▶ Written instruction
Copy each line of the records that holds the string "them".

===== Material for this task

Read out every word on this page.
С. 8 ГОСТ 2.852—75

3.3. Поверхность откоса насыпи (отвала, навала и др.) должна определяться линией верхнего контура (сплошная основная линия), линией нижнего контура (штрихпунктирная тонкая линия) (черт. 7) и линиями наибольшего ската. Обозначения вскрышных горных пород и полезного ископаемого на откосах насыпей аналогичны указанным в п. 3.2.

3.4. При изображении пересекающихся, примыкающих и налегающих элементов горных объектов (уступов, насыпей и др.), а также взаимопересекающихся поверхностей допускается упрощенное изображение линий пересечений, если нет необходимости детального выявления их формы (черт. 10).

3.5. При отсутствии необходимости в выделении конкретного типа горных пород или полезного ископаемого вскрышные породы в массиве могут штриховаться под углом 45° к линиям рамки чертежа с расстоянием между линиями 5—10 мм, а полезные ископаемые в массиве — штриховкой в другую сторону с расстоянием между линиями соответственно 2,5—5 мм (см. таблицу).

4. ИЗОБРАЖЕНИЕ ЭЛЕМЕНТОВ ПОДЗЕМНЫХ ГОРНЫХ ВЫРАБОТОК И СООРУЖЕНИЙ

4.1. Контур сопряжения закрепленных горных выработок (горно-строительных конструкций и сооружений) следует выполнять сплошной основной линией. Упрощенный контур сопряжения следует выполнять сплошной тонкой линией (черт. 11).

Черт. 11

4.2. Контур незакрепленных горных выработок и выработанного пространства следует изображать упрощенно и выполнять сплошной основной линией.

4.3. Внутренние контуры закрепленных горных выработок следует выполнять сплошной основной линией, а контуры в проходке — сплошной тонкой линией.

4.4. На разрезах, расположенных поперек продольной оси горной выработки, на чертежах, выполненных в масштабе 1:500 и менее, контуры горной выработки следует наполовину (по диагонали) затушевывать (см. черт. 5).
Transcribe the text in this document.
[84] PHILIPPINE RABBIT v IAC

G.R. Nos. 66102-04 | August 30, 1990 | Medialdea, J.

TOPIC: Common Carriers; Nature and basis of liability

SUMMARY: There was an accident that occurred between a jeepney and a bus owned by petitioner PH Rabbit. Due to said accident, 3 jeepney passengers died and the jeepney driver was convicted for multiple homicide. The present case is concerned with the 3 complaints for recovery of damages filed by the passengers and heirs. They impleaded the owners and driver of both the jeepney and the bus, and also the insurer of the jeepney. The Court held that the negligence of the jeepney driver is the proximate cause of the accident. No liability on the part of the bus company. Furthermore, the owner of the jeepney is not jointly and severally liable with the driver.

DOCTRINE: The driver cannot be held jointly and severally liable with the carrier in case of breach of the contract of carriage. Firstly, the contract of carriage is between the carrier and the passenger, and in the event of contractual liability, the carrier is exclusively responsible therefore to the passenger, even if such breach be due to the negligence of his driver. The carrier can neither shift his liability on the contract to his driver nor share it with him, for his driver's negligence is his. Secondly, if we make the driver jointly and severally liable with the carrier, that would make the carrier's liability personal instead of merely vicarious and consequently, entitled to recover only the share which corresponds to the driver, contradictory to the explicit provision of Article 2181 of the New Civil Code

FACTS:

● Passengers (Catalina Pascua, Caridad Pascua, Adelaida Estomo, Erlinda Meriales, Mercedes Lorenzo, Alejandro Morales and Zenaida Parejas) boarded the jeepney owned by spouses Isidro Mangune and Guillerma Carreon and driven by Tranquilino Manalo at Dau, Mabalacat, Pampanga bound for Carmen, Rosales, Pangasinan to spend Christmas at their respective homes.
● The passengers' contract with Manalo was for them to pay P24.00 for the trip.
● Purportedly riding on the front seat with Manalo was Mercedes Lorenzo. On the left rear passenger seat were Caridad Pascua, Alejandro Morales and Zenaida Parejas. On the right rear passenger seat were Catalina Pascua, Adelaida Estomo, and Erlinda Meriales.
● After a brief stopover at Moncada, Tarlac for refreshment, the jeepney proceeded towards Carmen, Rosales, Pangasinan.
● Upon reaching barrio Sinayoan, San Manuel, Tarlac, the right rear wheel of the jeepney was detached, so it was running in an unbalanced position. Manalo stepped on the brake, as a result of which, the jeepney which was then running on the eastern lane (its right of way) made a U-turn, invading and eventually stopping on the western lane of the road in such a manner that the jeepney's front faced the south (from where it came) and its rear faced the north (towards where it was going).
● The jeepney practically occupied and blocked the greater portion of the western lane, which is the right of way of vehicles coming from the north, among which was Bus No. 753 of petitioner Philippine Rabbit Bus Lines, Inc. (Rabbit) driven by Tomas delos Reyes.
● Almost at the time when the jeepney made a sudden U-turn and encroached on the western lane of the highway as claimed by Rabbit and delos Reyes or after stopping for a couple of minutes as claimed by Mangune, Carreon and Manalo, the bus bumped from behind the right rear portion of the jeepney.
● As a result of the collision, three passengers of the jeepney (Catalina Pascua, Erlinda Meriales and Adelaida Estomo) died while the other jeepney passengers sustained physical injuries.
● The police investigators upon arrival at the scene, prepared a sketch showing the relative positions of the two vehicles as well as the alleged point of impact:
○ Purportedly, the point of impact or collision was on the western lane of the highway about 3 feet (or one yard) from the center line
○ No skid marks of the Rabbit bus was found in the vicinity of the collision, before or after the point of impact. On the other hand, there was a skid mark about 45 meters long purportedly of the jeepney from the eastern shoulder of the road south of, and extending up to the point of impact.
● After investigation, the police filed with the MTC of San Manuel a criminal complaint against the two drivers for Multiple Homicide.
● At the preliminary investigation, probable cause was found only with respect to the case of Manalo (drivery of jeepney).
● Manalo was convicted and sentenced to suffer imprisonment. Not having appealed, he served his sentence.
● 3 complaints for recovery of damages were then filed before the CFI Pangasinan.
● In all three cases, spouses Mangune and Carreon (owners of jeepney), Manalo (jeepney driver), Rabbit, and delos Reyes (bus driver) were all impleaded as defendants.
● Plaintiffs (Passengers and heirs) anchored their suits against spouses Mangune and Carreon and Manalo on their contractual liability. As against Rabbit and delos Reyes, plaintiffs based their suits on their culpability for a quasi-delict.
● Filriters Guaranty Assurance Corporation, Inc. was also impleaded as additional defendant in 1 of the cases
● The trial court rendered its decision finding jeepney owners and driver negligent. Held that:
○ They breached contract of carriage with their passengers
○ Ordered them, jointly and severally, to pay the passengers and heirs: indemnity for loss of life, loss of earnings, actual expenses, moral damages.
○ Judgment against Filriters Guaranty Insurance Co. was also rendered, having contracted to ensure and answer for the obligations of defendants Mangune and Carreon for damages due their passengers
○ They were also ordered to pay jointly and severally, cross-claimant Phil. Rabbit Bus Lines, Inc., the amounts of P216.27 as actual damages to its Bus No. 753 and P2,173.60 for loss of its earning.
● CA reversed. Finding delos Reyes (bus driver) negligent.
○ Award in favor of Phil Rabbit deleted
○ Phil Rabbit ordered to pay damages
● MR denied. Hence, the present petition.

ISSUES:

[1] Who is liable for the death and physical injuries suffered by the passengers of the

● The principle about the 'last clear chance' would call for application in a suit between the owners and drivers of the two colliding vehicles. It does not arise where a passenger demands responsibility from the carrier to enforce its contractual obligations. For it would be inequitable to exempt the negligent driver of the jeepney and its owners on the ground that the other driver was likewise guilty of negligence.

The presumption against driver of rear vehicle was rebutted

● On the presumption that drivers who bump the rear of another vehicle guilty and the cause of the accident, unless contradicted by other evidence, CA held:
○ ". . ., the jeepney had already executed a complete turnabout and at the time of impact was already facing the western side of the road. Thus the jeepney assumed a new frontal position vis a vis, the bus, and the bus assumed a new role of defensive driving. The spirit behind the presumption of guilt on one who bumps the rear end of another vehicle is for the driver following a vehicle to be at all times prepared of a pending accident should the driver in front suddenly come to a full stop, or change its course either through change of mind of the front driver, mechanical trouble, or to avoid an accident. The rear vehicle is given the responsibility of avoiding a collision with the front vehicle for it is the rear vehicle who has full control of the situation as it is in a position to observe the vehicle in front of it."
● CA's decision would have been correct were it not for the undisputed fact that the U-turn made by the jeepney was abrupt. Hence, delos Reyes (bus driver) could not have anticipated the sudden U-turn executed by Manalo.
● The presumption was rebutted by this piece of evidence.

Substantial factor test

==========

▶ Answer to the task
● The passengers' contract with Manalo was for them to pay P24.00 for the trip.
○ Ordered them, jointly and severally, to pay the passengers and heirs: indemnity for loss of life, loss of earnings, actual expenses, moral damages.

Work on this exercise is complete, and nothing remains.